### DOCUMENT EXTRACT

Gross profit for the year ended December 31, 2022 was $41.2 million or 35% of revenue compared to $49.4 million or 47% of revenue for the year ended December 31, 2021. The decrease in gross margin of 13% was primarily due to increase in cost of goods sold as described above coupled with pricing compression across the Company's markets which has been mitigated by increases in retail sell-through of the Company-owned produced products primarily in Illinois and Massachusetts. Improvements in flower yields and quality led to increases in revenue, market share, and gross margin in Massachusetts for the year ended December 31, 2022. During the fiscal fourth quarter of 2022, the Company experienced similar improvements in flower yields and quality in Illinois. Additionally, because the Company added no new retail locations in fiscal year 2022, the Company’s wholesale segment, an inherently lower margin business, represented a larger percentage of revenue as compared to prior periods, adding to the overall decline in gross margin. As the California business continues to scale, management expects the margin profile to improve meaningfully.

### SHORT PROBLEM 1
Answer from the gross profit passage:
(a) What share of revenue was gross profit for the year ended December 31, 2021?
(b) In which period did Illinois see better flower yields and quality?
(c) How many new retail locations did the Company add in fiscal year 2022?
### SHORT PROBLEM 2
Go on with the gross profit passage from where it stops.
The lines that come after this gross profit passage are separate material.

### AVAILABLE DATA

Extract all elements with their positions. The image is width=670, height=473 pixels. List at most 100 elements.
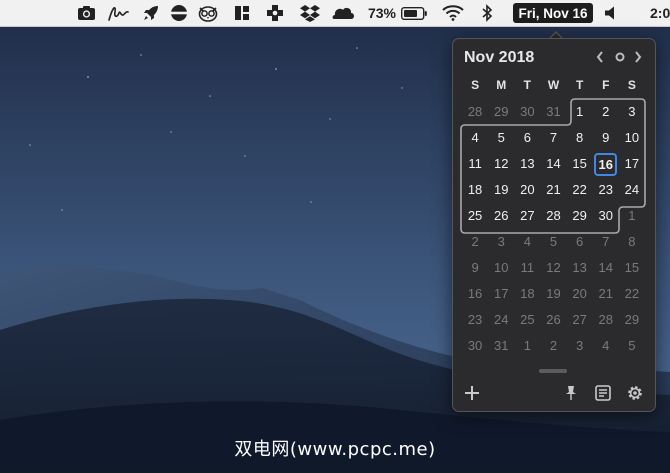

### TASK RESPONSE 1
(a) 47%
(b) The fiscal fourth quarter of 2022
(c) None

### TASK RESPONSE 2
Total Operating Expenses

Operating expenses consist of selling and marketing expenses, general and administrative expenses, depreciation and amortization, transaction and restructuring expenses, and equity based compensation expense. Total operating expenses for the year ended December 31, 2022 was $81.3 million, an increase of $18.1 million or 29%, as compared to the year ended December 31, 2021. This increase was primarily due to the impairment of acquired licenses of $13.2 million during fiscal year 2022 compared to none in the prior year. Refer to Note 6 of the Consolidated Financial Statements for further information. The Company also recognized transaction and restructuring related expenses of $2.2 million during the year ended December 31, 2022 compared to none in the prior year, primarily due to the NECC and Island acquisitions during fiscal year 2022. In addition, general and administrative expenses for the year ended December 31, 2022 increased $4.1 million compared fiscal year 2021. Note 14 of the Consolidated Financial Statements includes further detail on general and administrative expenses.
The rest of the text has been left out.